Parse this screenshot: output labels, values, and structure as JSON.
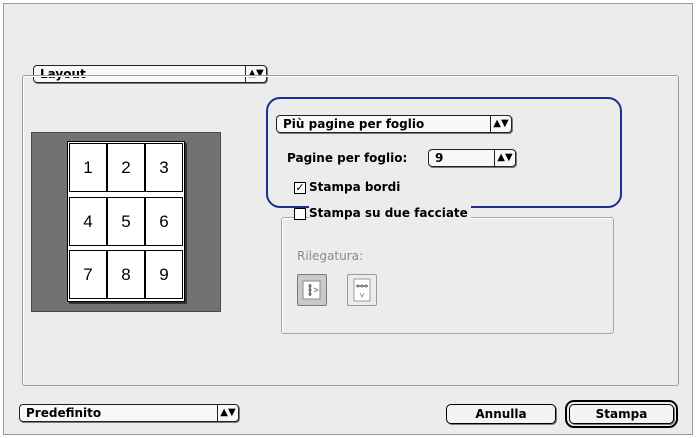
{
  "panel_select": {
    "value": "Layout"
  },
  "layout": {
    "pages_mode_select": {
      "value": "Più pagine per foglio"
    },
    "pages_per_sheet_label": "Pagine per foglio:",
    "pages_per_sheet_select": {
      "value": "9"
    },
    "print_borders": {
      "label": "Stampa bordi",
      "checked": true
    },
    "preview_pages": [
      "1",
      "2",
      "3",
      "4",
      "5",
      "6",
      "7",
      "8",
      "9"
    ]
  },
  "duplex": {
    "label": "Stampa su due facciate",
    "checked": false,
    "binding_label": "Rilegatura:",
    "binding_options": [
      {
        "icon": "book-binding-left-icon",
        "selected": true
      },
      {
        "icon": "tablet-binding-top-icon",
        "selected": false
      }
    ]
  },
  "footer": {
    "preset_select": {
      "value": "Predefinito"
    },
    "cancel_label": "Annulla",
    "print_label": "Stampa"
  },
  "colors": {
    "highlight": "#1f2d8f",
    "dialog_bg": "#ececec",
    "preview_bg": "#727272"
  }
}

DIRECTIVE: Copy out the lines in which the string "foglio" appears.

SOLVED PROBLEM:
      "value": "Più pagine per foglio"
    "pages_per_sheet_label": "Pagine per foglio:",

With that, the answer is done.